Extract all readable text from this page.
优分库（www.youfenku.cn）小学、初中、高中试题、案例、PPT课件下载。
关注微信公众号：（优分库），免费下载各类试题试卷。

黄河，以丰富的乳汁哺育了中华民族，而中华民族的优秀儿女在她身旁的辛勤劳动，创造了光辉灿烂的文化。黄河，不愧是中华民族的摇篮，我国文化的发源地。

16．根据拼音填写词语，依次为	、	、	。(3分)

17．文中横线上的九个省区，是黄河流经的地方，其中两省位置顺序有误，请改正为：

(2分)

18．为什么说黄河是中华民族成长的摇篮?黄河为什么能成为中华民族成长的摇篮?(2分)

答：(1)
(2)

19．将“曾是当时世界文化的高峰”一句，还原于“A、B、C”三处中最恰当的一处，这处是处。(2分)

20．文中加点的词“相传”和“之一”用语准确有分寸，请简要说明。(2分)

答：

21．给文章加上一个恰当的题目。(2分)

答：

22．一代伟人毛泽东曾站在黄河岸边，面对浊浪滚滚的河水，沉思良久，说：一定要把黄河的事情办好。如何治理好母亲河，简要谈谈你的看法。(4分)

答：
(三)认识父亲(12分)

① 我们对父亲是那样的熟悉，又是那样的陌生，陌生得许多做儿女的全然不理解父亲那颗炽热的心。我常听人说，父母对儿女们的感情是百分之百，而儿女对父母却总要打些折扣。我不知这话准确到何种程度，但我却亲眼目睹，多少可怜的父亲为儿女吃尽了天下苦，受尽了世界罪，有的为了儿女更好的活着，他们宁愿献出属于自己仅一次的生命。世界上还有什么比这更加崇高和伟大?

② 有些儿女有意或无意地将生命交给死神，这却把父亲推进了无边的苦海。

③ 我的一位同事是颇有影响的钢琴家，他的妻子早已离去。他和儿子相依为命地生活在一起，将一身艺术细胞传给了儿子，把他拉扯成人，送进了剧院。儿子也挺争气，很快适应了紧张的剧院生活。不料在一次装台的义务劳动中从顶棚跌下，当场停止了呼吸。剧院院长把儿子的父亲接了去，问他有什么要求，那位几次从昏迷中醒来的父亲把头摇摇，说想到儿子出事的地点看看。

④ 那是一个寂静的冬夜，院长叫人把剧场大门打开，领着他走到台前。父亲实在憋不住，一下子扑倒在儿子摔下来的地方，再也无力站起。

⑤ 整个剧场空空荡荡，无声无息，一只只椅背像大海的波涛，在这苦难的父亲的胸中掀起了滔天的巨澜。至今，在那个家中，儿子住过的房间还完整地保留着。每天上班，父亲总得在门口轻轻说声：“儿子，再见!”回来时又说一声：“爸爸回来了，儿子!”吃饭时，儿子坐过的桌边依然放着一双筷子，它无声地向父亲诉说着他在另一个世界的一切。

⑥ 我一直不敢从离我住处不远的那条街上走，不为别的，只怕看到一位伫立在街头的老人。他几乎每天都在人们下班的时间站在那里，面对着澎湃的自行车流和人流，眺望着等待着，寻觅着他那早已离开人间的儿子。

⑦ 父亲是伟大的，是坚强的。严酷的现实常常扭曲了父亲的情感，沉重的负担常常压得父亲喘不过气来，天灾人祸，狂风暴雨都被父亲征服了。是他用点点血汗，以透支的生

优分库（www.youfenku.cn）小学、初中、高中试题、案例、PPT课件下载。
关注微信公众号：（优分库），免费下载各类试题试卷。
...
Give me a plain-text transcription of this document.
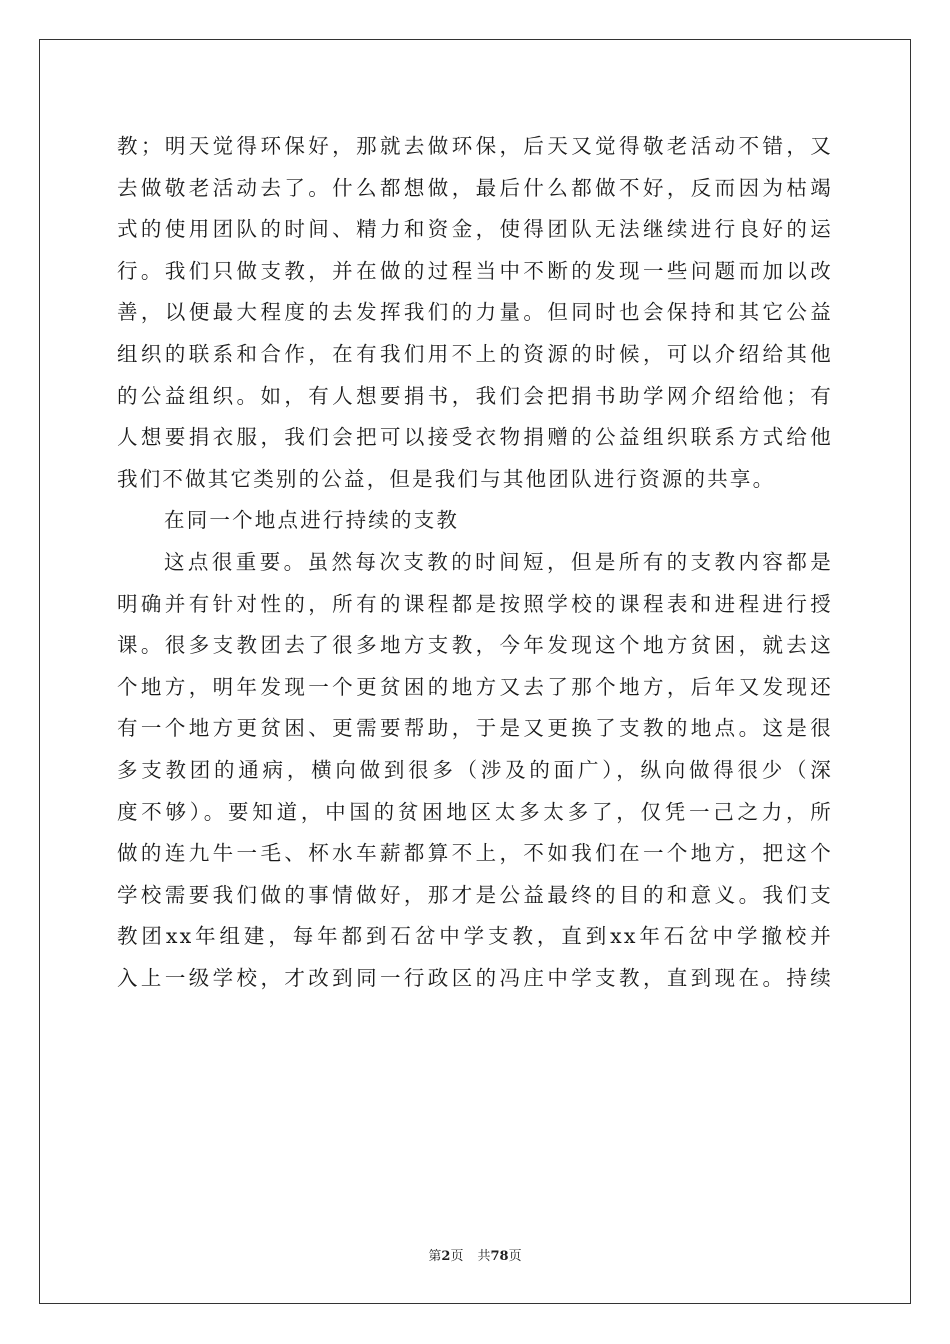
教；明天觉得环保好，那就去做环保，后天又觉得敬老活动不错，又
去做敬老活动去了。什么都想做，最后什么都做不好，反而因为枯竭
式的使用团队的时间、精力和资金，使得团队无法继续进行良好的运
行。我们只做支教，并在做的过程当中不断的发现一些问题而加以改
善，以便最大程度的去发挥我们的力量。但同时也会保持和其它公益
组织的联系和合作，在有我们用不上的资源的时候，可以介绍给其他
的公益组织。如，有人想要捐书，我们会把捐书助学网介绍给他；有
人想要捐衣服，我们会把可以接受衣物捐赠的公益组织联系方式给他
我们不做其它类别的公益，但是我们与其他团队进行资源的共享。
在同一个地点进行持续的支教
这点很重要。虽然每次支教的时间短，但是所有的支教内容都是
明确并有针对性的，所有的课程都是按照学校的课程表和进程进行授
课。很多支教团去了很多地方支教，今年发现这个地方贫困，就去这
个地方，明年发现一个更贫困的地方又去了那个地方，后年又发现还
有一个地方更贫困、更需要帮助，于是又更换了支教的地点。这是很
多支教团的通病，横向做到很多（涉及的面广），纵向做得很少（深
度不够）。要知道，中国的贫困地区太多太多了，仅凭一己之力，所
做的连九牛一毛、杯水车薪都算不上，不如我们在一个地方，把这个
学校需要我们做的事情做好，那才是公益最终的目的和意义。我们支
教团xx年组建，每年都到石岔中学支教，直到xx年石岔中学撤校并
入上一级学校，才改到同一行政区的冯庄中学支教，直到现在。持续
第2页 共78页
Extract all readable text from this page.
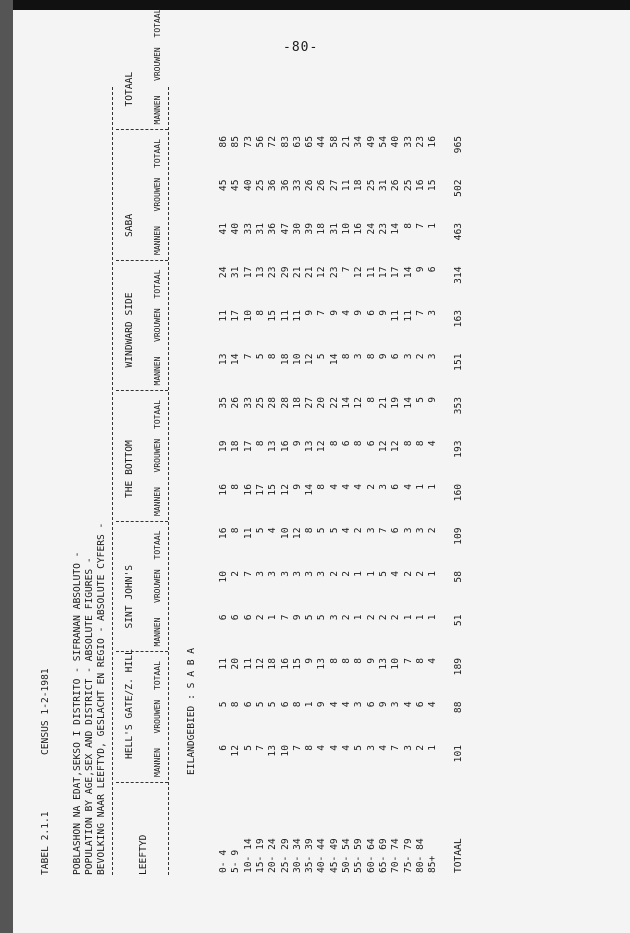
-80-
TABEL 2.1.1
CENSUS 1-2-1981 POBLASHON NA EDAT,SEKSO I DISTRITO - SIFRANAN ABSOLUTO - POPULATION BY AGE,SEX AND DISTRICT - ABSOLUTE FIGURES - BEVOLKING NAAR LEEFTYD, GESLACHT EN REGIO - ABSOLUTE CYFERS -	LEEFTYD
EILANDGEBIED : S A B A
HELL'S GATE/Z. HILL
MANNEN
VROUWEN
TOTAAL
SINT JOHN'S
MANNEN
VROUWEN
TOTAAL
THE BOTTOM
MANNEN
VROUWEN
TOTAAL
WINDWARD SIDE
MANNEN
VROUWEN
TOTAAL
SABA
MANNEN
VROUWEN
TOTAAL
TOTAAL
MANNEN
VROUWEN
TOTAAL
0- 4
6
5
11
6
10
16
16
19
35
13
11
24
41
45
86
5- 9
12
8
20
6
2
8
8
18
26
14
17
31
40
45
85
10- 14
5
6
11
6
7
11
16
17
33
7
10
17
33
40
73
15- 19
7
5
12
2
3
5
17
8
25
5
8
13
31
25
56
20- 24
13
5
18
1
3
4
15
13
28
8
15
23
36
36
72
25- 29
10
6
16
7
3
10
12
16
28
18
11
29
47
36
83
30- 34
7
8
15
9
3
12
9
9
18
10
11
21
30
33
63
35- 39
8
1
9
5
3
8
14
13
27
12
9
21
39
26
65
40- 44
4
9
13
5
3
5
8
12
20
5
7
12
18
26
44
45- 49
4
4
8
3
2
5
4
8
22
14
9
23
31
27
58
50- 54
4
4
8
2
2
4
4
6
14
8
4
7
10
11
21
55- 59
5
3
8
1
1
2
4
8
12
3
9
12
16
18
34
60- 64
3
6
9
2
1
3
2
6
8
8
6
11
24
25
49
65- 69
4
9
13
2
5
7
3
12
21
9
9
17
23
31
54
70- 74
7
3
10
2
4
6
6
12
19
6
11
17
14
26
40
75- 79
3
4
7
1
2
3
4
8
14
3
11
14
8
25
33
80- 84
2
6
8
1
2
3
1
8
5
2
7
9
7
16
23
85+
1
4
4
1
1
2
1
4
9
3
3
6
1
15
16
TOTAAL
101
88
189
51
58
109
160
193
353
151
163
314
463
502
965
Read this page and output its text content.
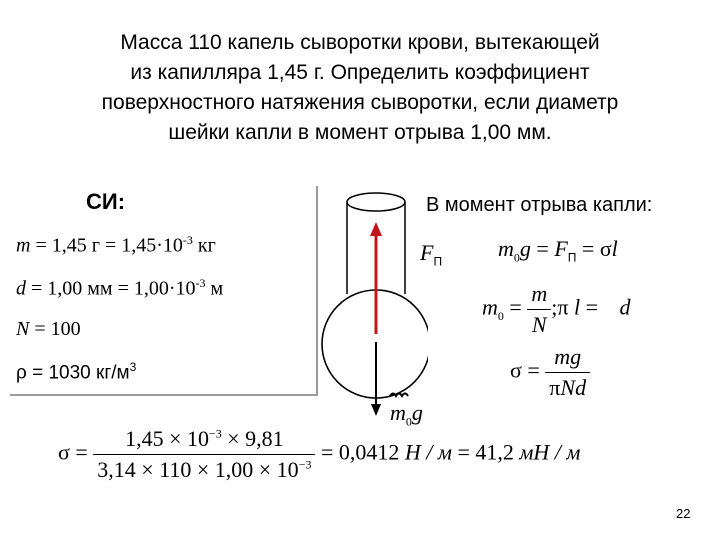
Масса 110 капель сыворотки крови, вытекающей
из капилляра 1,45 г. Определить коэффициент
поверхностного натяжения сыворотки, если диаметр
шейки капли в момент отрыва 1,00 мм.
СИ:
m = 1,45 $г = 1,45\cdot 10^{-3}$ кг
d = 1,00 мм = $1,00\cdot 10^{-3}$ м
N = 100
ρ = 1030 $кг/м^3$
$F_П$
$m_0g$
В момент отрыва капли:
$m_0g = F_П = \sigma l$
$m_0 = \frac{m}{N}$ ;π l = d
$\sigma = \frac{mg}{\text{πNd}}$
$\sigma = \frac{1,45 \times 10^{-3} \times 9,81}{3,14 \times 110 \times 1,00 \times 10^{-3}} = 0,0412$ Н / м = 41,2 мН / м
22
--
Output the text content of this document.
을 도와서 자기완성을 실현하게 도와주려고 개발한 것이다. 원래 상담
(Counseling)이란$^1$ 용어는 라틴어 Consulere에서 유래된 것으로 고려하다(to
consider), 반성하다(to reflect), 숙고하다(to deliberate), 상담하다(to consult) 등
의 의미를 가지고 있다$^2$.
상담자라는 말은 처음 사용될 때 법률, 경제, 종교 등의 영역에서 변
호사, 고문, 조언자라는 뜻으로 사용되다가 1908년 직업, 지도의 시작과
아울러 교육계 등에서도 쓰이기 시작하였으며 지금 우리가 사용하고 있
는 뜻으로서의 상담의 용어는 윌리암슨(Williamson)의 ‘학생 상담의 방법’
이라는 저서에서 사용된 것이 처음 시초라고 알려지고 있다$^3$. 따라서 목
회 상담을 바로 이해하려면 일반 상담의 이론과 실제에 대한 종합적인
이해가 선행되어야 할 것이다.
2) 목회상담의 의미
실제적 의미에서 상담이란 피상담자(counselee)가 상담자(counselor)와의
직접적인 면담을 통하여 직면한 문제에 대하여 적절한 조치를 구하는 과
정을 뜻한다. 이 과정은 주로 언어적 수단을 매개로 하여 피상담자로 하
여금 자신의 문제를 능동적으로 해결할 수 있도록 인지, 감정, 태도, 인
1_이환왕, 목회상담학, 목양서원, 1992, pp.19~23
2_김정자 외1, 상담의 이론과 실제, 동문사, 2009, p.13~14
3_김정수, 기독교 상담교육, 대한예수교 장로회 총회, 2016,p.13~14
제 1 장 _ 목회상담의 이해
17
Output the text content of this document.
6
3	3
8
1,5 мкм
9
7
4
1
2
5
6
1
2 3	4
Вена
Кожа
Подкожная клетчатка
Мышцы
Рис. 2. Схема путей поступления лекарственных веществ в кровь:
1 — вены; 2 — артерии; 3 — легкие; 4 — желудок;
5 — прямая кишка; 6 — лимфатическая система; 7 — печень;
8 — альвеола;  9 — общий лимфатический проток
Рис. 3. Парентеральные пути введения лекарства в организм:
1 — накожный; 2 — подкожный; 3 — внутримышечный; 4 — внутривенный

*SET TASK*
Every line of the records that includes the word "капли" should be gathered.

*EXPECTED ANSWER*
шейки капли в момент отрыва 1,00 мм.
В момент отрыва капли:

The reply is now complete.